Entries taken from a collection

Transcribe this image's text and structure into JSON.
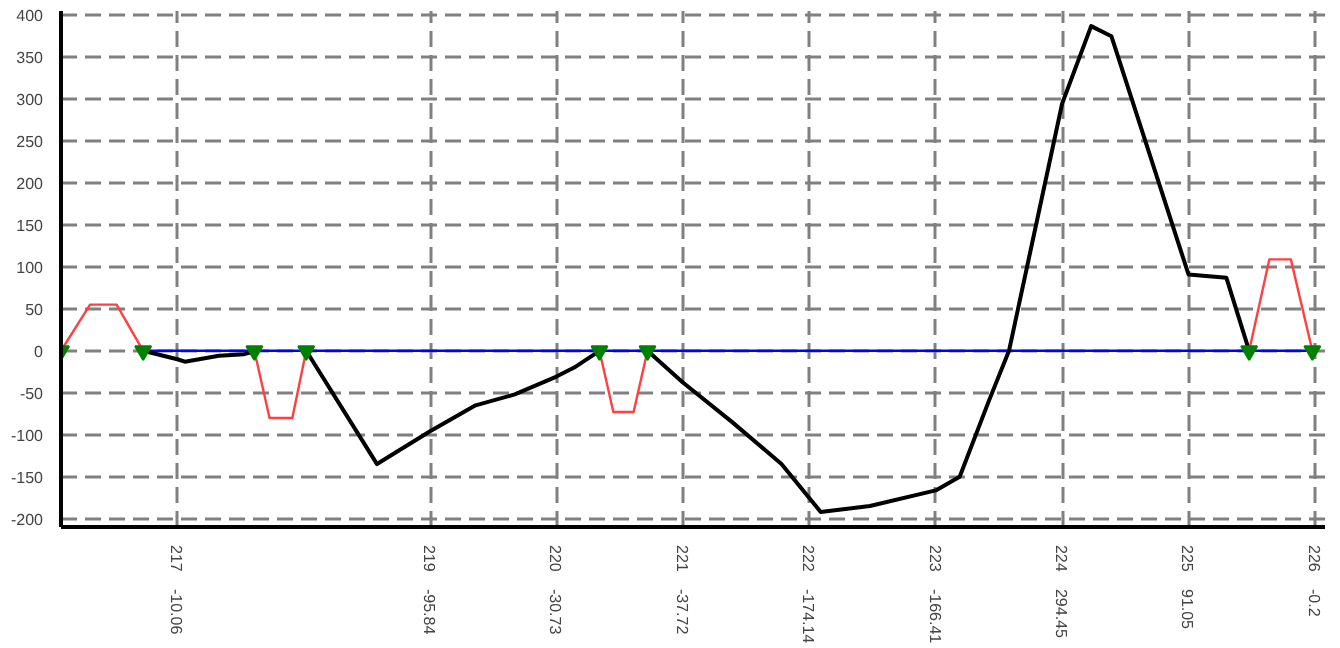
{
  "chart_data": {
    "type": "line",
    "xlim": [
      216.08,
      226.08
    ],
    "ylim": [
      -210,
      405
    ],
    "xticks": [
      217,
      219,
      220,
      221,
      222,
      223,
      224,
      225,
      226
    ],
    "annotations": [
      "-10.06",
      "-95.84",
      "-30.73",
      "-37.72",
      "-174.14",
      "-166.41",
      "294.45",
      "91.05",
      "-0.2"
    ],
    "yticks": [
      -200,
      -150,
      -100,
      -50,
      0,
      50,
      100,
      150,
      200,
      250,
      300,
      350,
      400
    ],
    "grid": true,
    "series": [
      {
        "color": "#0000ff",
        "x": [
          216.73,
          226.0
        ],
        "values": [
          0,
          0
        ]
      },
      {
        "color": "#000000",
        "x": [
          216.73,
          217,
          217.06,
          217.33,
          217.53,
          217.61
        ],
        "values": [
          0,
          -10.06,
          -13,
          -6,
          -4,
          -1
        ]
      },
      {
        "color": "#000000",
        "x": [
          218.02,
          218.58,
          219,
          219.36,
          219.67,
          220,
          220.14,
          220.34
        ],
        "values": [
          0,
          -135,
          -95.84,
          -65,
          -52,
          -30.73,
          -20,
          0
        ]
      },
      {
        "color": "#000000",
        "x": [
          220.72,
          221,
          221.39,
          221.78,
          222.09,
          222.48,
          223,
          223.19,
          223.42,
          223.58,
          224,
          224.23,
          224.39,
          225,
          225.3,
          225.48
        ],
        "values": [
          0,
          -37.72,
          -85,
          -135,
          -192,
          -185,
          -166.41,
          -150,
          -60,
          0,
          294.45,
          387,
          375,
          91.05,
          87,
          0
        ]
      },
      {
        "color": "#ff4040",
        "x": [
          216.08,
          216.31,
          216.52,
          216.73
        ],
        "values": [
          0,
          55,
          55,
          0
        ]
      },
      {
        "color": "#ff4040",
        "x": [
          217.61,
          217.73,
          217.91,
          218.02
        ],
        "values": [
          0,
          -80,
          -80,
          0
        ]
      },
      {
        "color": "#ff4040",
        "x": [
          220.34,
          220.45,
          220.61,
          220.72
        ],
        "values": [
          0,
          -73,
          -73,
          0
        ]
      },
      {
        "color": "#ff4040",
        "x": [
          225.48,
          225.64,
          225.81,
          225.98
        ],
        "values": [
          0,
          109,
          109,
          0
        ]
      },
      {
        "type": "scatter",
        "marker": "triangle",
        "color": "#008000",
        "x": [
          216.08,
          216.73,
          217.61,
          218.02,
          220.34,
          220.72,
          225.48,
          225.98
        ],
        "values": [
          0,
          0,
          0,
          0,
          0,
          0,
          0,
          0
        ]
      }
    ]
  }
}
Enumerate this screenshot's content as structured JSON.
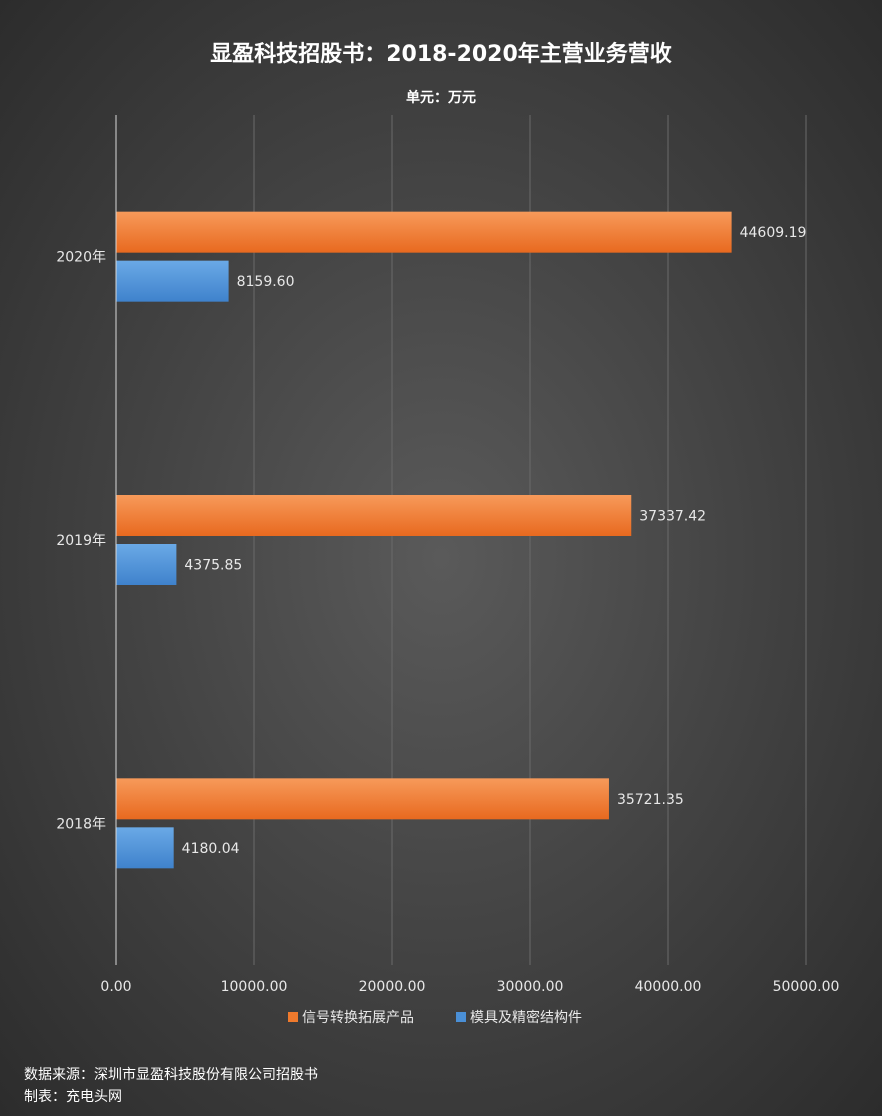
{
  "chart_data": {
    "type": "bar",
    "orientation": "horizontal",
    "title": "显盈科技招股书：2018-2020年主营业务营收",
    "subtitle": "单元：万元",
    "categories": [
      "2018年",
      "2019年",
      "2020年"
    ],
    "series": [
      {
        "name": "信号转换拓展产品",
        "color": "#ef7a2d",
        "values": [
          35721.35,
          37337.42,
          44609.19
        ],
        "labels": [
          "35721.35",
          "37337.42",
          "44609.19"
        ]
      },
      {
        "name": "模具及精密结构件",
        "color": "#4a8fd6",
        "values": [
          4180.04,
          4375.85,
          8159.6
        ],
        "labels": [
          "4180.04",
          "4375.85",
          "8159.60"
        ]
      }
    ],
    "xlim": [
      0,
      50000
    ],
    "x_ticks": [
      "0.00",
      "10000.00",
      "20000.00",
      "30000.00",
      "40000.00",
      "50000.00"
    ],
    "grid": true,
    "legend_position": "bottom"
  },
  "footer": {
    "source": "数据来源：深圳市显盈科技股份有限公司招股书",
    "maker": "制表：充电头网"
  }
}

Task prompt
Transcribe the complete set of entries verbatim. No pictures belong in the copy.

Result of this exercise
Transcribe this image's text and structure into JSON.
{
  "chart_data": {
    "type": "line",
    "xlim": [
      216.08,
      226.08
    ],
    "ylim": [
      -210,
      405
    ],
    "xticks": [
      217,
      219,
      220,
      221,
      222,
      223,
      224,
      225,
      226
    ],
    "annotations": [
      "-10.06",
      "-95.84",
      "-30.73",
      "-37.72",
      "-174.14",
      "-166.41",
      "294.45",
      "91.05",
      "-0.2"
    ],
    "yticks": [
      -200,
      -150,
      -100,
      -50,
      0,
      50,
      100,
      150,
      200,
      250,
      300,
      350,
      400
    ],
    "grid": true,
    "series": [
      {
        "color": "#0000ff",
        "x": [
          216.73,
          226.0
        ],
        "values": [
          0,
          0
        ]
      },
      {
        "color": "#000000",
        "x": [
          216.73,
          217,
          217.06,
          217.33,
          217.53,
          217.61
        ],
        "values": [
          0,
          -10.06,
          -13,
          -6,
          -4,
          -1
        ]
      },
      {
        "color": "#000000",
        "x": [
          218.02,
          218.58,
          219,
          219.36,
          219.67,
          220,
          220.14,
          220.34
        ],
        "values": [
          0,
          -135,
          -95.84,
          -65,
          -52,
          -30.73,
          -20,
          0
        ]
      },
      {
        "color": "#000000",
        "x": [
          220.72,
          221,
          221.39,
          221.78,
          222.09,
          222.48,
          223,
          223.19,
          223.42,
          223.58,
          224,
          224.23,
          224.39,
          225,
          225.3,
          225.48
        ],
        "values": [
          0,
          -37.72,
          -85,
          -135,
          -192,
          -185,
          -166.41,
          -150,
          -60,
          0,
          294.45,
          387,
          375,
          91.05,
          87,
          0
        ]
      },
      {
        "color": "#ff4040",
        "x": [
          216.08,
          216.31,
          216.52,
          216.73
        ],
        "values": [
          0,
          55,
          55,
          0
        ]
      },
      {
        "color": "#ff4040",
        "x": [
          217.61,
          217.73,
          217.91,
          218.02
        ],
        "values": [
          0,
          -80,
          -80,
          0
        ]
      },
      {
        "color": "#ff4040",
        "x": [
          220.34,
          220.45,
          220.61,
          220.72
        ],
        "values": [
          0,
          -73,
          -73,
          0
        ]
      },
      {
        "color": "#ff4040",
        "x": [
          225.48,
          225.64,
          225.81,
          225.98
        ],
        "values": [
          0,
          109,
          109,
          0
        ]
      },
      {
        "type": "scatter",
        "marker": "triangle",
        "color": "#008000",
        "x": [
          216.08,
          216.73,
          217.61,
          218.02,
          220.34,
          220.72,
          225.48,
          225.98
        ],
        "values": [
          0,
          0,
          0,
          0,
          0,
          0,
          0,
          0
        ]
      }
    ]
  }
}
Enumerate this screenshot's content as structured JSON.
{
  "chart_data": {
    "type": "bar",
    "orientation": "horizontal",
    "title": "显盈科技招股书：2018-2020年主营业务营收",
    "subtitle": "单元：万元",
    "categories": [
      "2018年",
      "2019年",
      "2020年"
    ],
    "series": [
      {
        "name": "信号转换拓展产品",
        "color": "#ef7a2d",
        "values": [
          35721.35,
          37337.42,
          44609.19
        ],
        "labels": [
          "35721.35",
          "37337.42",
          "44609.19"
        ]
      },
      {
        "name": "模具及精密结构件",
        "color": "#4a8fd6",
        "values": [
          4180.04,
          4375.85,
          8159.6
        ],
        "labels": [
          "4180.04",
          "4375.85",
          "8159.60"
        ]
      }
    ],
    "xlim": [
      0,
      50000
    ],
    "x_ticks": [
      "0.00",
      "10000.00",
      "20000.00",
      "30000.00",
      "40000.00",
      "50000.00"
    ],
    "grid": true,
    "legend_position": "bottom"
  },
  "footer": {
    "source": "数据来源：深圳市显盈科技股份有限公司招股书",
    "maker": "制表：充电头网"
  }
}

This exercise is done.